● **Required work**
Make an exact copy of all the material below, apart from the pictures.

● **Material shown**
## BEGIN

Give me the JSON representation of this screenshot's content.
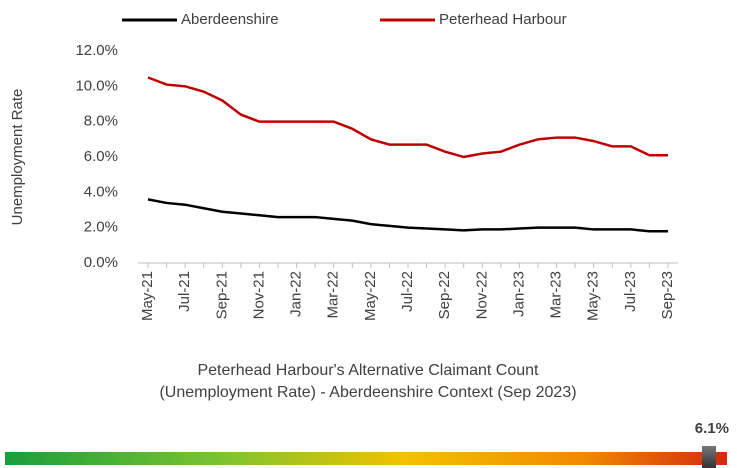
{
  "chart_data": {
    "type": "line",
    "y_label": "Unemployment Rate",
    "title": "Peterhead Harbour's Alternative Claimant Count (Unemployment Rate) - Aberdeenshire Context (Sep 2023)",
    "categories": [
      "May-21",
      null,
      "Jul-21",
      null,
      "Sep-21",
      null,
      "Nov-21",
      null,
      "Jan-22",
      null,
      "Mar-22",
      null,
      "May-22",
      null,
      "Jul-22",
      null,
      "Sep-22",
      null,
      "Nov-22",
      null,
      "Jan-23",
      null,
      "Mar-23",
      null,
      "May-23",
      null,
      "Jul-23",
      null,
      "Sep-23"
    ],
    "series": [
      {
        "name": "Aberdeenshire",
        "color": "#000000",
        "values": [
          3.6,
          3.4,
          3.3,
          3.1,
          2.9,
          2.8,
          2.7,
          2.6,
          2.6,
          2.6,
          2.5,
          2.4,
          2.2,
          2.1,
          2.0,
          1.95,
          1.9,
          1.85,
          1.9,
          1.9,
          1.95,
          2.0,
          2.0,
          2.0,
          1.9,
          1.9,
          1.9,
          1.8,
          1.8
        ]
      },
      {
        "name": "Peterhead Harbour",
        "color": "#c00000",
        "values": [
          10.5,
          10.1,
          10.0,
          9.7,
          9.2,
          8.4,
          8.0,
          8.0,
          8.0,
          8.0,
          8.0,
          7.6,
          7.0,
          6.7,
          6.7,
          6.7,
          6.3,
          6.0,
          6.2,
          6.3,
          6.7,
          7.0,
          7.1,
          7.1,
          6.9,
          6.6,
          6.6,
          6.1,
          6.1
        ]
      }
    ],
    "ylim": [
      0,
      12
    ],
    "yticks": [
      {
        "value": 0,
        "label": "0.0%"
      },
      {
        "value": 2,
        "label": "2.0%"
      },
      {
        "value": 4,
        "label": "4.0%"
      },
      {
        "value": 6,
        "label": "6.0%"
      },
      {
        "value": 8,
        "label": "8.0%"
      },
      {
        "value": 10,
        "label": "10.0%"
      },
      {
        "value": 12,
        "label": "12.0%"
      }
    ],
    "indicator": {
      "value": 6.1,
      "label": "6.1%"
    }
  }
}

## END

● **Answer to this problem**
Give me the JSON representation of this screenshot's content.
{
  "chart_data": {
    "type": "line",
    "y_label": "Unemployment Rate",
    "title": "Peterhead Harbour's Alternative Claimant Count (Unemployment Rate) - Aberdeenshire Context (Sep 2023)",
    "categories": [
      "May-21",
      null,
      "Jul-21",
      null,
      "Sep-21",
      null,
      "Nov-21",
      null,
      "Jan-22",
      null,
      "Mar-22",
      null,
      "May-22",
      null,
      "Jul-22",
      null,
      "Sep-22",
      null,
      "Nov-22",
      null,
      "Jan-23",
      null,
      "Mar-23",
      null,
      "May-23",
      null,
      "Jul-23",
      null,
      "Sep-23"
    ],
    "series": [
      {
        "name": "Aberdeenshire",
        "color": "#000000",
        "values": [
          3.6,
          3.4,
          3.3,
          3.1,
          2.9,
          2.8,
          2.7,
          2.6,
          2.6,
          2.6,
          2.5,
          2.4,
          2.2,
          2.1,
          2.0,
          1.95,
          1.9,
          1.85,
          1.9,
          1.9,
          1.95,
          2.0,
          2.0,
          2.0,
          1.9,
          1.9,
          1.9,
          1.8,
          1.8
        ]
      },
      {
        "name": "Peterhead Harbour",
        "color": "#c00000",
        "values": [
          10.5,
          10.1,
          10.0,
          9.7,
          9.2,
          8.4,
          8.0,
          8.0,
          8.0,
          8.0,
          8.0,
          7.6,
          7.0,
          6.7,
          6.7,
          6.7,
          6.3,
          6.0,
          6.2,
          6.3,
          6.7,
          7.0,
          7.1,
          7.1,
          6.9,
          6.6,
          6.6,
          6.1,
          6.1
        ]
      }
    ],
    "ylim": [
      0,
      12
    ],
    "yticks": [
      {
        "value": 0,
        "label": "0.0%"
      },
      {
        "value": 2,
        "label": "2.0%"
      },
      {
        "value": 4,
        "label": "4.0%"
      },
      {
        "value": 6,
        "label": "6.0%"
      },
      {
        "value": 8,
        "label": "8.0%"
      },
      {
        "value": 10,
        "label": "10.0%"
      },
      {
        "value": 12,
        "label": "12.0%"
      }
    ],
    "indicator": {
      "value": 6.1,
      "label": "6.1%"
    }
  }
}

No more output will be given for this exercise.